- The task
Extract all data as written.

[Stored data]
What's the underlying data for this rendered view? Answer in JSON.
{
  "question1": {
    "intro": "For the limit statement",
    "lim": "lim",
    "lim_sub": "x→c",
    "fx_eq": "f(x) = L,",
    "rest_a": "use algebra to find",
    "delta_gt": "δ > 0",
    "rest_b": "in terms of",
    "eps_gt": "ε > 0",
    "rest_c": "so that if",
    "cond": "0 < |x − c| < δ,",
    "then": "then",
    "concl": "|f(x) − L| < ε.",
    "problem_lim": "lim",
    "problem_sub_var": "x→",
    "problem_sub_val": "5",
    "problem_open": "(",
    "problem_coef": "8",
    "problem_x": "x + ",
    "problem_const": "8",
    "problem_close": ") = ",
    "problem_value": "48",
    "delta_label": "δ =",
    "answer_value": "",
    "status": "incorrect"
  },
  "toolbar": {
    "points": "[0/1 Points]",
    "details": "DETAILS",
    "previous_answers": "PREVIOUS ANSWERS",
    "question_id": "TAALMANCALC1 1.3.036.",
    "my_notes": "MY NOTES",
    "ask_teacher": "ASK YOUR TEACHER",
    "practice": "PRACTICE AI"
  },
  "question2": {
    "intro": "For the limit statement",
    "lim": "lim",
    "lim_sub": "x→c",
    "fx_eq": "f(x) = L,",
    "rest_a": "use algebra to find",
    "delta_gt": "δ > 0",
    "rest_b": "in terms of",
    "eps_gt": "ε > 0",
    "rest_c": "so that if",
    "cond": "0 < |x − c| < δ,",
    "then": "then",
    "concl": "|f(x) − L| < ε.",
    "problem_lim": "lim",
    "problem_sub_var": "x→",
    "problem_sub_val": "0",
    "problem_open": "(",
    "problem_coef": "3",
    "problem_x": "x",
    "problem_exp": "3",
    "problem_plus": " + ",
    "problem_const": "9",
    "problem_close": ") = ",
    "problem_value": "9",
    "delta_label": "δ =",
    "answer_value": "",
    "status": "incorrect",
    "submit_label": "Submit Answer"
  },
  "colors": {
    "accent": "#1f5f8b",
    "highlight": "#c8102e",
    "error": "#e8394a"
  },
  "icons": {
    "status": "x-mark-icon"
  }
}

- Answer below
What's the underlying data for this rendered view? Answer in JSON.
{
  "question1": {
    "intro": "For the limit statement",
    "lim": "lim",
    "lim_sub": "x→c",
    "fx_eq": "f(x) = L,",
    "rest_a": "use algebra to find",
    "delta_gt": "δ > 0",
    "rest_b": "in terms of",
    "eps_gt": "ε > 0",
    "rest_c": "so that if",
    "cond": "0 < |x − c| < δ,",
    "then": "then",
    "concl": "|f(x) − L| < ε.",
    "problem_lim": "lim",
    "problem_sub_var": "x→",
    "problem_sub_val": "5",
    "problem_open": "(",
    "problem_coef": "8",
    "problem_x": "x + ",
    "problem_const": "8",
    "problem_close": ") = ",
    "problem_value": "48",
    "delta_label": "δ =",
    "answer_value": "",
    "status": "incorrect"
  },
  "toolbar": {
    "points": "[0/1 Points]",
    "details": "DETAILS",
    "previous_answers": "PREVIOUS ANSWERS",
    "question_id": "TAALMANCALC1 1.3.036.",
    "my_notes": "MY NOTES",
    "ask_teacher": "ASK YOUR TEACHER",
    "practice": "PRACTICE AI"
  },
  "question2": {
    "intro": "For the limit statement",
    "lim": "lim",
    "lim_sub": "x→c",
    "fx_eq": "f(x) = L,",
    "rest_a": "use algebra to find",
    "delta_gt": "δ > 0",
    "rest_b": "in terms of",
    "eps_gt": "ε > 0",
    "rest_c": "so that if",
    "cond": "0 < |x − c| < δ,",
    "then": "then",
    "concl": "|f(x) − L| < ε.",
    "problem_lim": "lim",
    "problem_sub_var": "x→",
    "problem_sub_val": "0",
    "problem_open": "(",
    "problem_coef": "3",
    "problem_x": "x",
    "problem_exp": "3",
    "problem_plus": " + ",
    "problem_const": "9",
    "problem_close": ") = ",
    "problem_value": "9",
    "delta_label": "δ =",
    "answer_value": "",
    "status": "incorrect",
    "submit_label": "Submit Answer"
  },
  "colors": {
    "accent": "#1f5f8b",
    "highlight": "#c8102e",
    "error": "#e8394a"
  },
  "icons": {
    "status": "x-mark-icon"
  }
}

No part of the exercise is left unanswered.